#### What you will do
In the entries below, repeat verbatim the lines starting with the one containing "bar — [492, 31, 703, 47]" and ending with the one containing "x-tick-label: 0 — [488, 482, 497, 499]", both included.

Element location data:
□ □ □ □

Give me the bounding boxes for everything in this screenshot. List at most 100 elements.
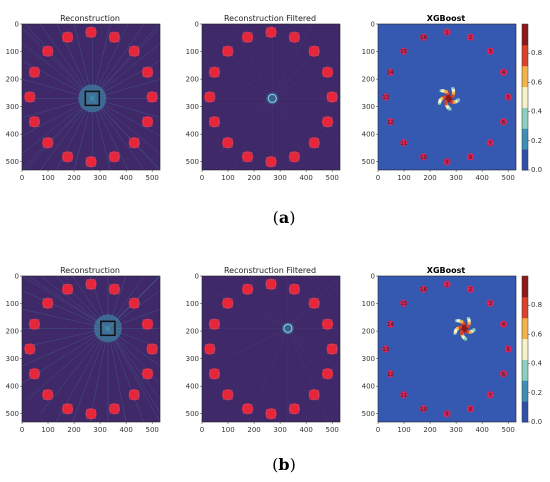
- hotspot-frame: [209, 117, 220, 127]
- x-tick-label: 400: [299, 426, 312, 434]
- prediction-cell: [468, 330, 472, 334]
- hotspot: [61, 403, 74, 415]
- streak-ray: [21, 79, 93, 99]
- hotspot: [146, 343, 158, 355]
- streak-ray: [92, 98, 111, 171]
- detector-marker-label: 5: [506, 95, 510, 101]
- y-tick-label: 400: [362, 131, 375, 139]
- streak-ray: [21, 328, 108, 348]
- prediction-cell: [444, 99, 448, 103]
- colorbar-tick-label: 0.6: [531, 78, 543, 86]
- y-tick-label: 200: [186, 76, 199, 84]
- hotspot-frame: [129, 298, 140, 308]
- x-tick-label: 400: [119, 174, 132, 182]
- detector-marker: [400, 299, 408, 307]
- hotspot: [141, 318, 154, 330]
- streak-ray: [92, 23, 129, 99]
- prediction-cell: [460, 320, 464, 324]
- colorbar-tick-label: 0.8: [531, 49, 542, 57]
- detector-marker-label: 16: [420, 35, 427, 41]
- hotspot-frame: [242, 404, 253, 414]
- panel-title: XGBoost: [426, 266, 466, 275]
- colorbar-segment: [522, 296, 528, 319]
- streak-ray: [247, 275, 289, 329]
- streak-ray: [92, 98, 161, 118]
- y-tick-label: 100: [186, 300, 199, 308]
- hotspot: [61, 151, 74, 163]
- colorbar-segment: [522, 338, 528, 360]
- streak-ray: [92, 98, 161, 170]
- streak-ray: [27, 328, 109, 400]
- streak-ray: [287, 275, 328, 329]
- detector-marker-label: 9: [445, 412, 449, 418]
- panel-title: Reconstruction: [60, 14, 120, 23]
- hotspot: [222, 297, 234, 309]
- hotspot-frame: [42, 298, 53, 308]
- colorbar-segment: [522, 44, 528, 67]
- detector-marker-label: 15: [400, 301, 407, 307]
- y-tick-label: 300: [186, 355, 199, 363]
- streak-ray: [92, 27, 161, 99]
- prediction-cell: [456, 319, 460, 323]
- panel-title: XGBoost: [426, 14, 466, 23]
- detector-marker: [419, 33, 428, 41]
- hotspot: [128, 137, 140, 149]
- hotspot: [85, 278, 97, 290]
- hotspot: [108, 283, 121, 295]
- hotspot: [204, 343, 216, 355]
- y-tick-label: 200: [362, 328, 375, 336]
- colorbar-segment: [522, 86, 528, 108]
- x-tick-label: 300: [93, 426, 106, 434]
- streak-ray: [272, 23, 313, 99]
- hotspot: [208, 318, 221, 330]
- hotspot: [241, 283, 254, 295]
- streak-ray: [201, 328, 289, 371]
- hotspot: [241, 31, 254, 43]
- source-ring: [267, 93, 277, 103]
- hotspot-frame: [62, 284, 73, 294]
- detector-marker: [419, 405, 428, 413]
- hotspot-frame: [109, 152, 120, 162]
- y-tick-label: 400: [6, 383, 19, 391]
- detector-marker-label: 10: [420, 407, 427, 413]
- hotspot-frame: [322, 319, 333, 329]
- colorbar-tick-label: 0.2: [531, 389, 542, 397]
- detector-marker: [466, 285, 475, 293]
- y-tick-label: 400: [362, 383, 375, 391]
- x-tick-label: 100: [397, 174, 410, 182]
- prediction-cell: [451, 87, 455, 91]
- streak-ray: [21, 98, 93, 170]
- hotspot: [321, 368, 334, 380]
- streak-ray: [201, 23, 273, 99]
- x-tick-label: 0: [376, 174, 380, 182]
- prediction-cell: [448, 99, 451, 103]
- prediction-cell: [448, 96, 452, 100]
- hotspot-frame: [29, 319, 40, 329]
- hotspot: [85, 156, 97, 168]
- detector-marker: [443, 410, 451, 418]
- y-tick-label: 200: [6, 76, 19, 84]
- hotspot: [128, 45, 140, 57]
- prediction-cell: [460, 329, 464, 333]
- detector-marker: [443, 280, 451, 288]
- prediction-cell: [463, 329, 467, 333]
- hotspot: [61, 283, 74, 295]
- streak-ray: [201, 55, 273, 99]
- hotspot: [141, 116, 154, 128]
- hotspot: [128, 389, 140, 401]
- hotspot-frame: [289, 284, 300, 294]
- streak-ray: [92, 23, 111, 99]
- x-tick-label: 500: [146, 426, 159, 434]
- x-tick-label: 0: [200, 426, 204, 434]
- hotspot-frame: [266, 156, 276, 167]
- detector-marker-label: 6: [502, 372, 506, 378]
- hotspot-frame: [222, 390, 233, 400]
- detector-marker: [386, 118, 395, 126]
- streak-ray: [92, 43, 161, 99]
- hotspot: [42, 45, 54, 57]
- y-tick-label: 500: [186, 158, 199, 166]
- hotspot: [288, 283, 301, 295]
- prediction-cell: [456, 326, 459, 330]
- hotspot-frame: [209, 67, 220, 77]
- hotspot: [208, 368, 221, 380]
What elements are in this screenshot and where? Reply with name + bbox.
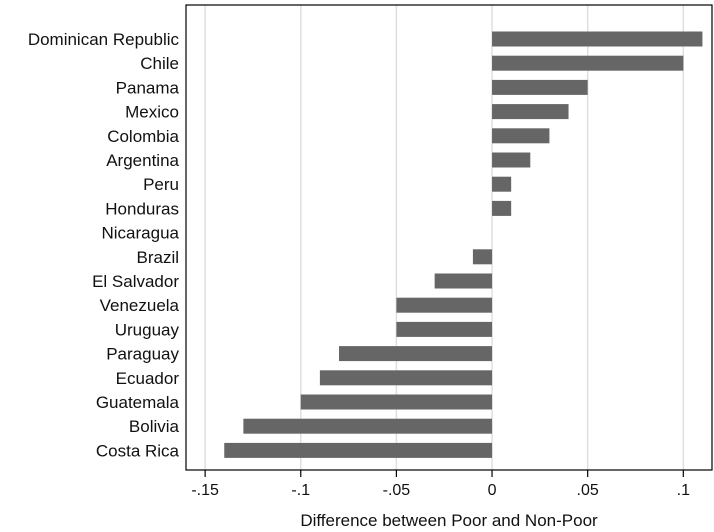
bar — [492, 31, 703, 47]
bars — [224, 31, 703, 458]
category-label: Mexico — [125, 103, 179, 122]
x-tick-label: -.15 — [191, 482, 219, 499]
category-label: Peru — [143, 175, 179, 194]
category-label: Brazil — [136, 248, 179, 267]
category-label: Paraguay — [106, 345, 179, 364]
plot-frame — [185, 4, 713, 471]
bar — [472, 249, 493, 265]
x-tick-label: -.05 — [383, 482, 411, 499]
category-label: Argentina — [106, 151, 179, 170]
bar — [492, 176, 512, 192]
category-label: Dominican Republic — [28, 30, 180, 49]
bar — [339, 346, 493, 362]
bar — [492, 79, 588, 95]
bar — [492, 55, 684, 71]
bar — [492, 200, 512, 216]
bar — [492, 128, 550, 144]
bar — [243, 418, 493, 434]
x-tick-label: 0 — [488, 482, 497, 499]
category-label: Bolivia — [129, 417, 180, 436]
category-label: Colombia — [107, 127, 179, 146]
category-label: Guatemala — [96, 393, 180, 412]
category-label: Honduras — [105, 199, 179, 218]
bar — [396, 321, 493, 337]
category-label: Venezuela — [100, 296, 180, 315]
x-axis-title: Difference between Poor and Non-Poor — [300, 511, 598, 530]
bar — [434, 273, 493, 289]
x-tick-label: .05 — [577, 482, 599, 499]
x-tick-label: -.1 — [291, 482, 310, 499]
bar — [396, 297, 493, 313]
category-label: Costa Rica — [96, 441, 180, 460]
category-label: Uruguay — [115, 320, 180, 339]
bar — [300, 394, 493, 410]
bar — [224, 442, 493, 458]
x-axis-ticks: -.15 -.1 -.05 0 .05 .1 — [191, 470, 690, 499]
bar — [319, 370, 493, 386]
bar — [492, 152, 531, 168]
category-labels: Dominican Republic Chile Panama Mexico Colom… — [28, 30, 180, 460]
category-label: Nicaragua — [102, 224, 180, 243]
x-tick-label: .1 — [677, 482, 690, 499]
category-label: Chile — [140, 54, 179, 73]
category-label: Panama — [116, 78, 180, 97]
category-label: El Salvador — [92, 272, 179, 291]
bar — [492, 104, 569, 120]
category-label: Ecuador — [116, 369, 180, 388]
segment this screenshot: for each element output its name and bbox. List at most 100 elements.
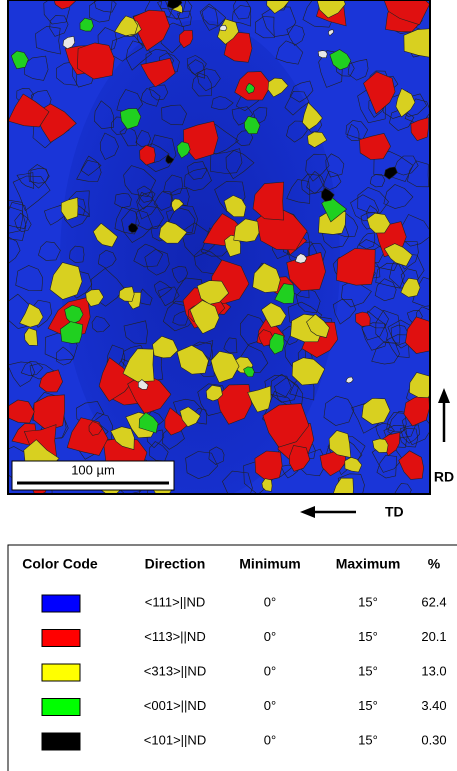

□ □ □ □

#### Solution below
bar — [492, 31, 703, 47]
bars — [224, 31, 703, 458]
category-label: Mexico — [125, 103, 179, 122]
x-tick-label: -.15 — [191, 482, 219, 499]
category-label: Peru — [143, 175, 179, 194]
category-label: Brazil — [136, 248, 179, 267]
category-label: Paraguay — [106, 345, 179, 364]
plot-frame — [185, 4, 713, 471]
bar — [472, 249, 493, 265]
x-tick-label: -.05 — [383, 482, 411, 499]
category-label: Argentina — [106, 151, 179, 170]
bar — [492, 176, 512, 192]
category-label: Dominican Republic — [28, 30, 180, 49]
bar — [339, 346, 493, 362]
bar — [492, 79, 588, 95]
bar — [492, 55, 684, 71]
bar — [492, 200, 512, 216]
bar — [492, 128, 550, 144]
bar — [243, 418, 493, 434]
x-tick-label: 0 — [488, 482, 497, 499]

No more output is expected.